>> START
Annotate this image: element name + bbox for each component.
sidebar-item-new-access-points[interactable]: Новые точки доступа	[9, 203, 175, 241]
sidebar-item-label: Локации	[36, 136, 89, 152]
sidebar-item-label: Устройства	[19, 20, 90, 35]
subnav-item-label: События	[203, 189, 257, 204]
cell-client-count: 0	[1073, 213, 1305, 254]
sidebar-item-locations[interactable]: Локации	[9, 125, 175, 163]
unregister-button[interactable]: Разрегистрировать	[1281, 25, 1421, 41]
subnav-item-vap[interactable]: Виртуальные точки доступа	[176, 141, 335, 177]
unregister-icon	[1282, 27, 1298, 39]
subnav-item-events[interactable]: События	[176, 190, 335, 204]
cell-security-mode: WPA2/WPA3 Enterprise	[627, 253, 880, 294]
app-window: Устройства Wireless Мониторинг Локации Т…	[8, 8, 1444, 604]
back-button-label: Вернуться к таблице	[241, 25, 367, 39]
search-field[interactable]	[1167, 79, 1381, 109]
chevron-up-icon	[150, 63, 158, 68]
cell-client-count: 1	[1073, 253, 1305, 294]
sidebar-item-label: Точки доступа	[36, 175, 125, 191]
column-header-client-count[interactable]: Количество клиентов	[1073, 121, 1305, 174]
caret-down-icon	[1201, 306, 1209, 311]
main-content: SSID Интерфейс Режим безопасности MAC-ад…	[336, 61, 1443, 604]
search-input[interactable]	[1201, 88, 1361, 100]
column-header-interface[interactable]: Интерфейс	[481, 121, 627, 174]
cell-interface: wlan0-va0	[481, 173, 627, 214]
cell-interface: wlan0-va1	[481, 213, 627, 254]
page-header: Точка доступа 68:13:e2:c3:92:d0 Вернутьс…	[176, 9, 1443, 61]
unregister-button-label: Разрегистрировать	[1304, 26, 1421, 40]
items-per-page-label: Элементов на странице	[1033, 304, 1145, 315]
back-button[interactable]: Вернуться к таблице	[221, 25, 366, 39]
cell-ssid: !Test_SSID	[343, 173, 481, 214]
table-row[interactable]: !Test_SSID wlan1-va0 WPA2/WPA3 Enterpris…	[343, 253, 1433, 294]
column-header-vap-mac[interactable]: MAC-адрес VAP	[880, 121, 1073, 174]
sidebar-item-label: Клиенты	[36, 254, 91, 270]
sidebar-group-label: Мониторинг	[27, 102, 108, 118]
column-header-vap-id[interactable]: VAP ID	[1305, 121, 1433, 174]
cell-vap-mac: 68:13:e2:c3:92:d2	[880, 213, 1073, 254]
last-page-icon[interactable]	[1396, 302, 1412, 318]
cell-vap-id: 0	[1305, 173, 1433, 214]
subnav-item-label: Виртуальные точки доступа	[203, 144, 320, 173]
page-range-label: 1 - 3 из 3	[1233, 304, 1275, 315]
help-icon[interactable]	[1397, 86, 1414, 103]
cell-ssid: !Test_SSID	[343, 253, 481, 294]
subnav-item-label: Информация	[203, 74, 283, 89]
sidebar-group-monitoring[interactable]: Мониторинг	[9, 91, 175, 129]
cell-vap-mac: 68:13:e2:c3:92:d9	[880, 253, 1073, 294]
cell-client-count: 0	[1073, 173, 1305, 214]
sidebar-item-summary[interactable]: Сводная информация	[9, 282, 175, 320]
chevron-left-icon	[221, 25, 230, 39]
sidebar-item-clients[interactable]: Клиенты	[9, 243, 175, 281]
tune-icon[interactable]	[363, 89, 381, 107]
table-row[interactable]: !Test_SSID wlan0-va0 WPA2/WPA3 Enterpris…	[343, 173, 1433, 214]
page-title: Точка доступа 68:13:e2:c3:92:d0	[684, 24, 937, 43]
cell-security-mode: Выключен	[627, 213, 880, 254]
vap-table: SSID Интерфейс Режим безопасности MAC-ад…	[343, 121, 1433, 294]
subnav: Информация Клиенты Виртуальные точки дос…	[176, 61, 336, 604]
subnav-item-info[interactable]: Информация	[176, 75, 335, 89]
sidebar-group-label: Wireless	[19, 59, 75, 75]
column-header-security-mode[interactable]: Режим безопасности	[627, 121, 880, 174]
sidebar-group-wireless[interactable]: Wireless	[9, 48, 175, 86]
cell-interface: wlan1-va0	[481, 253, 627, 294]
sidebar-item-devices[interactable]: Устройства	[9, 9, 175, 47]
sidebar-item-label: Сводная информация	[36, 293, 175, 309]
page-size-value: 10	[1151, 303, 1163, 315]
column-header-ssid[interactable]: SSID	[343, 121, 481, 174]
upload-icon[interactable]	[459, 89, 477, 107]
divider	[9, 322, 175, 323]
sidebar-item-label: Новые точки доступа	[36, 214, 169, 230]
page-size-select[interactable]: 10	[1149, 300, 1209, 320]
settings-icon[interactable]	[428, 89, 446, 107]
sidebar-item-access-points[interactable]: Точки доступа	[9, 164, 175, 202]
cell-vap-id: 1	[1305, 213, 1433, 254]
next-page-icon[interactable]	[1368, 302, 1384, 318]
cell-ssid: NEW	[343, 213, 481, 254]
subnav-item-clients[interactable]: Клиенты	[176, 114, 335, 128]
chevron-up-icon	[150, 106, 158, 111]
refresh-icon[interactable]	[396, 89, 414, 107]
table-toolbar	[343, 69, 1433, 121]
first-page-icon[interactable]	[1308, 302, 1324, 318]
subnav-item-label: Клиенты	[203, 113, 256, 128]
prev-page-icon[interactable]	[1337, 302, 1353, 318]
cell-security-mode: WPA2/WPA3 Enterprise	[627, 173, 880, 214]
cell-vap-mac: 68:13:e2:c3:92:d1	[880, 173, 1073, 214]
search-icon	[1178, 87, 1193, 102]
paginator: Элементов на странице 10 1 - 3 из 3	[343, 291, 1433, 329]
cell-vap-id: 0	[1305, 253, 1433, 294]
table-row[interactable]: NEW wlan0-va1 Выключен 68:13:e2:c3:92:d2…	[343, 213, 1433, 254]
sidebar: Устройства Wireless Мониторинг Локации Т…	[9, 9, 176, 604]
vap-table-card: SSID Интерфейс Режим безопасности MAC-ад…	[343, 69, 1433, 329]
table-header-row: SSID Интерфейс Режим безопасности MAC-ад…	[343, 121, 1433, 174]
>> END
§ **What you are asked to do**
Reproduce all the entries above verbatim, line for line, with nothing changed or omitted.

§ **Written reply**
Annotate this image: element name + bbox for each component.
sidebar-item-new-access-points[interactable]: Новые точки доступа	[9, 203, 175, 241]
sidebar-item-label: Локации	[36, 136, 89, 152]
sidebar-item-label: Устройства	[19, 20, 90, 35]
subnav-item-label: События	[203, 189, 257, 204]
cell-client-count: 0	[1073, 213, 1305, 254]
sidebar-item-locations[interactable]: Локации	[9, 125, 175, 163]
unregister-button[interactable]: Разрегистрировать	[1281, 25, 1421, 41]
subnav-item-vap[interactable]: Виртуальные точки доступа	[176, 141, 335, 177]
unregister-icon	[1282, 27, 1298, 39]
subnav-item-events[interactable]: События	[176, 190, 335, 204]
cell-security-mode: WPA2/WPA3 Enterprise	[627, 253, 880, 294]
app-window: Устройства Wireless Мониторинг Локации Т…	[8, 8, 1444, 604]
back-button-label: Вернуться к таблице	[241, 25, 367, 39]
search-field[interactable]	[1167, 79, 1381, 109]
chevron-up-icon	[150, 63, 158, 68]
cell-client-count: 1	[1073, 253, 1305, 294]
sidebar-item-label: Точки доступа	[36, 175, 125, 191]
column-header-client-count[interactable]: Количество клиентов	[1073, 121, 1305, 174]
caret-down-icon	[1201, 306, 1209, 311]
main-content: SSID Интерфейс Режим безопасности MAC-ад…	[336, 61, 1443, 604]
search-input[interactable]	[1201, 88, 1361, 100]
column-header-interface[interactable]: Интерфейс	[481, 121, 627, 174]
cell-interface: wlan0-va0	[481, 173, 627, 214]
cell-interface: wlan0-va1	[481, 213, 627, 254]
page-header: Точка доступа 68:13:e2:c3:92:d0 Вернутьс…	[176, 9, 1443, 61]
unregister-button-label: Разрегистрировать	[1304, 26, 1421, 40]
items-per-page-label: Элементов на странице	[1033, 304, 1145, 315]
back-button[interactable]: Вернуться к таблице	[221, 25, 366, 39]
cell-ssid: !Test_SSID	[343, 173, 481, 214]
table-row[interactable]: !Test_SSID wlan1-va0 WPA2/WPA3 Enterpris…	[343, 253, 1433, 294]
column-header-vap-mac[interactable]: MAC-адрес VAP	[880, 121, 1073, 174]
sidebar-item-label: Клиенты	[36, 254, 91, 270]
sidebar-group-label: Мониторинг	[27, 102, 108, 118]
column-header-vap-id[interactable]: VAP ID	[1305, 121, 1433, 174]
cell-vap-mac: 68:13:e2:c3:92:d2	[880, 213, 1073, 254]
last-page-icon[interactable]	[1396, 302, 1412, 318]
cell-vap-id: 0	[1305, 173, 1433, 214]
subnav-item-label: Виртуальные точки доступа	[203, 144, 320, 173]
page-range-label: 1 - 3 из 3	[1233, 304, 1275, 315]
help-icon[interactable]	[1397, 86, 1414, 103]
cell-ssid: !Test_SSID	[343, 253, 481, 294]
subnav-item-label: Информация	[203, 74, 283, 89]
sidebar-group-monitoring[interactable]: Мониторинг	[9, 91, 175, 129]
cell-vap-mac: 68:13:e2:c3:92:d9	[880, 253, 1073, 294]
cell-client-count: 0	[1073, 173, 1305, 214]
sidebar-item-summary[interactable]: Сводная информация	[9, 282, 175, 320]
chevron-left-icon	[221, 25, 230, 39]
sidebar-item-clients[interactable]: Клиенты	[9, 243, 175, 281]
tune-icon[interactable]	[363, 89, 381, 107]
table-row[interactable]: !Test_SSID wlan0-va0 WPA2/WPA3 Enterpris…	[343, 173, 1433, 214]
page-title: Точка доступа 68:13:e2:c3:92:d0	[684, 24, 937, 43]
cell-security-mode: Выключен	[627, 213, 880, 254]
vap-table: SSID Интерфейс Режим безопасности MAC-ад…	[343, 121, 1433, 294]
subnav: Информация Клиенты Виртуальные точки дос…	[176, 61, 336, 604]
subnav-item-info[interactable]: Информация	[176, 75, 335, 89]
sidebar-group-label: Wireless	[19, 59, 75, 75]
column-header-security-mode[interactable]: Режим безопасности	[627, 121, 880, 174]
sidebar-group-wireless[interactable]: Wireless	[9, 48, 175, 86]
cell-interface: wlan1-va0	[481, 253, 627, 294]
sidebar-item-devices[interactable]: Устройства	[9, 9, 175, 47]
sidebar-item-label: Сводная информация	[36, 293, 175, 309]
page-size-value: 10	[1151, 303, 1163, 315]
column-header-ssid[interactable]: SSID	[343, 121, 481, 174]
upload-icon[interactable]	[459, 89, 477, 107]
divider	[9, 322, 175, 323]
sidebar-item-label: Новые точки доступа	[36, 214, 169, 230]
page-size-select[interactable]: 10	[1149, 300, 1209, 320]
settings-icon[interactable]	[428, 89, 446, 107]
sidebar-item-access-points[interactable]: Точки доступа	[9, 164, 175, 202]
cell-vap-id: 1	[1305, 213, 1433, 254]
next-page-icon[interactable]	[1368, 302, 1384, 318]
cell-ssid: NEW	[343, 213, 481, 254]
subnav-item-clients[interactable]: Клиенты	[176, 114, 335, 128]
chevron-up-icon	[150, 106, 158, 111]
refresh-icon[interactable]	[396, 89, 414, 107]
table-toolbar	[343, 69, 1433, 121]
first-page-icon[interactable]	[1308, 302, 1324, 318]
subnav-item-label: Клиенты	[203, 113, 256, 128]
prev-page-icon[interactable]	[1337, 302, 1353, 318]
cell-security-mode: WPA2/WPA3 Enterprise	[627, 173, 880, 214]
cell-vap-mac: 68:13:e2:c3:92:d1	[880, 173, 1073, 214]
search-icon	[1178, 87, 1193, 102]
paginator: Элементов на странице 10 1 - 3 из 3	[343, 291, 1433, 329]
cell-vap-id: 0	[1305, 253, 1433, 294]
table-row[interactable]: NEW wlan0-va1 Выключен 68:13:e2:c3:92:d2…	[343, 213, 1433, 254]
sidebar: Устройства Wireless Мониторинг Локации Т…	[9, 9, 176, 604]
vap-table-card: SSID Интерфейс Режим безопасности MAC-ад…	[343, 69, 1433, 329]
table-header-row: SSID Интерфейс Режим безопасности MAC-ад…	[343, 121, 1433, 174]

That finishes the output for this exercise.